An exact transcription of all the data is the expected reply.

Dataset listings of figures
##########

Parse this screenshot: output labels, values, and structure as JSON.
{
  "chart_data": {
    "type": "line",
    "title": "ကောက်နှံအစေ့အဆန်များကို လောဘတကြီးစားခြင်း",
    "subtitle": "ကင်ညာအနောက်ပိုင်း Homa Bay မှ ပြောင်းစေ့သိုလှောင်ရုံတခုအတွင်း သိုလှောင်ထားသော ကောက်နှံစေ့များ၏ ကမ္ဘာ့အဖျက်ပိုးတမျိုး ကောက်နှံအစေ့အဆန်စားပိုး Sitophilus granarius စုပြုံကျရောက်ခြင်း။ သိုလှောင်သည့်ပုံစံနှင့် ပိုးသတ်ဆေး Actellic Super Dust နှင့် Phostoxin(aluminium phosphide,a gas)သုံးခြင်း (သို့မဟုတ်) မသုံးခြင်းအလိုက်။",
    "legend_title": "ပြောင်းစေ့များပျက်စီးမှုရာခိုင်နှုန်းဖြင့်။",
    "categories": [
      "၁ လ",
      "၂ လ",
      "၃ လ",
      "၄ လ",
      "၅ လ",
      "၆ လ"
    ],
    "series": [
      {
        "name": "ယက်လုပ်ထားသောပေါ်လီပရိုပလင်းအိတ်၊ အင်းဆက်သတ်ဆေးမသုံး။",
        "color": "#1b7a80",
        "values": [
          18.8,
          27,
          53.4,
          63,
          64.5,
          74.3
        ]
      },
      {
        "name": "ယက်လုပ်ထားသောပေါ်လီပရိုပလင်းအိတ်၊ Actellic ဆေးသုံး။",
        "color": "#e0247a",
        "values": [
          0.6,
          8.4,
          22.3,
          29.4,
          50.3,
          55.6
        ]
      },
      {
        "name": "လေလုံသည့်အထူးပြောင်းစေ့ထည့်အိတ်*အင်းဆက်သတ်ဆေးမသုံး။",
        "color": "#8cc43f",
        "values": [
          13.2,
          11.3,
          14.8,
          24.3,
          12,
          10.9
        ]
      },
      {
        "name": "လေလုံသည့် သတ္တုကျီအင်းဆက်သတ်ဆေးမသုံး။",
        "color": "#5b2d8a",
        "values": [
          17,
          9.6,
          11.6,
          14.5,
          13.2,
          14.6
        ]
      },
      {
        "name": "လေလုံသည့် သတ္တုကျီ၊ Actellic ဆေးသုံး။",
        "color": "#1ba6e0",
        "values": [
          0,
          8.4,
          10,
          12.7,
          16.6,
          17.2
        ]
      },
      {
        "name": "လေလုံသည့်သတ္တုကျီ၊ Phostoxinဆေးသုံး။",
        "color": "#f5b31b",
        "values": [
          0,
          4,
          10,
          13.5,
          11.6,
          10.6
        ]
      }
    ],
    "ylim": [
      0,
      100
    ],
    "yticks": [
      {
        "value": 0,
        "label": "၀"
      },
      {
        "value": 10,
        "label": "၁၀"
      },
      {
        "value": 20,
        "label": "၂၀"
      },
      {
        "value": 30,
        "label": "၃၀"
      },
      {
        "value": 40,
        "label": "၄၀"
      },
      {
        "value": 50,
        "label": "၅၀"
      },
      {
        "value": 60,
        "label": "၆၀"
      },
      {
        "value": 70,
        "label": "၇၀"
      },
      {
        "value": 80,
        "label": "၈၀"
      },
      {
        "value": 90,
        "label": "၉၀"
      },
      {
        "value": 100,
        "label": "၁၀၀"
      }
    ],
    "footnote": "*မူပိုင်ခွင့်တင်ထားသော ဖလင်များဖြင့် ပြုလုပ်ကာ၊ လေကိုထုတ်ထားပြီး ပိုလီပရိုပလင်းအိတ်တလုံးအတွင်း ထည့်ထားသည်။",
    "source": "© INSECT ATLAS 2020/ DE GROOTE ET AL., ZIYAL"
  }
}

##########

▶ [SOLUTION TO THIS PROBLEM]:
Parse this screenshot: output labels, values, and structure as JSON.
{
  "chart_data": {
    "type": "line",
    "title": "ကောက်နှံအစေ့အဆန်များကို လောဘတကြီးစားခြင်း",
    "subtitle": "ကင်ညာအနောက်ပိုင်း Homa Bay မှ ပြောင်းစေ့သိုလှောင်ရုံတခုအတွင်း သိုလှောင်ထားသော ကောက်နှံစေ့များ၏ ကမ္ဘာ့အဖျက်ပိုးတမျိုး ကောက်နှံအစေ့အဆန်စားပိုး Sitophilus granarius စုပြုံကျရောက်ခြင်း။ သိုလှောင်သည့်ပုံစံနှင့် ပိုးသတ်ဆေး Actellic Super Dust နှင့် Phostoxin(aluminium phosphide,a gas)သုံးခြင်း (သို့မဟုတ်) မသုံးခြင်းအလိုက်။",
    "legend_title": "ပြောင်းစေ့များပျက်စီးမှုရာခိုင်နှုန်းဖြင့်။",
    "categories": [
      "၁ လ",
      "၂ လ",
      "၃ လ",
      "၄ လ",
      "၅ လ",
      "၆ လ"
    ],
    "series": [
      {
        "name": "ယက်လုပ်ထားသောပေါ်လီပရိုပလင်းအိတ်၊ အင်းဆက်သတ်ဆေးမသုံး။",
        "color": "#1b7a80",
        "values": [
          18.8,
          27,
          53.4,
          63,
          64.5,
          74.3
        ]
      },
      {
        "name": "ယက်လုပ်ထားသောပေါ်လီပရိုပလင်းအိတ်၊ Actellic ဆေးသုံး။",
        "color": "#e0247a",
        "values": [
          0.6,
          8.4,
          22.3,
          29.4,
          50.3,
          55.6
        ]
      },
      {
        "name": "လေလုံသည့်အထူးပြောင်းစေ့ထည့်အိတ်*အင်းဆက်သတ်ဆေးမသုံး။",
        "color": "#8cc43f",
        "values": [
          13.2,
          11.3,
          14.8,
          24.3,
          12,
          10.9
        ]
      },
      {
        "name": "လေလုံသည့် သတ္တုကျီအင်းဆက်သတ်ဆေးမသုံး။",
        "color": "#5b2d8a",
        "values": [
          17,
          9.6,
          11.6,
          14.5,
          13.2,
          14.6
        ]
      },
      {
        "name": "လေလုံသည့် သတ္တုကျီ၊ Actellic ဆေးသုံး။",
        "color": "#1ba6e0",
        "values": [
          0,
          8.4,
          10,
          12.7,
          16.6,
          17.2
        ]
      },
      {
        "name": "လေလုံသည့်သတ္တုကျီ၊ Phostoxinဆေးသုံး။",
        "color": "#f5b31b",
        "values": [
          0,
          4,
          10,
          13.5,
          11.6,
          10.6
        ]
      }
    ],
    "ylim": [
      0,
      100
    ],
    "yticks": [
      {
        "value": 0,
        "label": "၀"
      },
      {
        "value": 10,
        "label": "၁၀"
      },
      {
        "value": 20,
        "label": "၂၀"
      },
      {
        "value": 30,
        "label": "၃၀"
      },
      {
        "value": 40,
        "label": "၄၀"
      },
      {
        "value": 50,
        "label": "၅၀"
      },
      {
        "value": 60,
        "label": "၆၀"
      },
      {
        "value": 70,
        "label": "၇၀"
      },
      {
        "value": 80,
        "label": "၈၀"
      },
      {
        "value": 90,
        "label": "၉၀"
      },
      {
        "value": 100,
        "label": "၁၀၀"
      }
    ],
    "footnote": "*မူပိုင်ခွင့်တင်ထားသော ဖလင်များဖြင့် ပြုလုပ်ကာ၊ လေကိုထုတ်ထားပြီး ပိုလီပရိုပလင်းအိတ်တလုံးအတွင်း ထည့်ထားသည်။",
    "source": "© INSECT ATLAS 2020/ DE GROOTE ET AL., ZIYAL"
  }
}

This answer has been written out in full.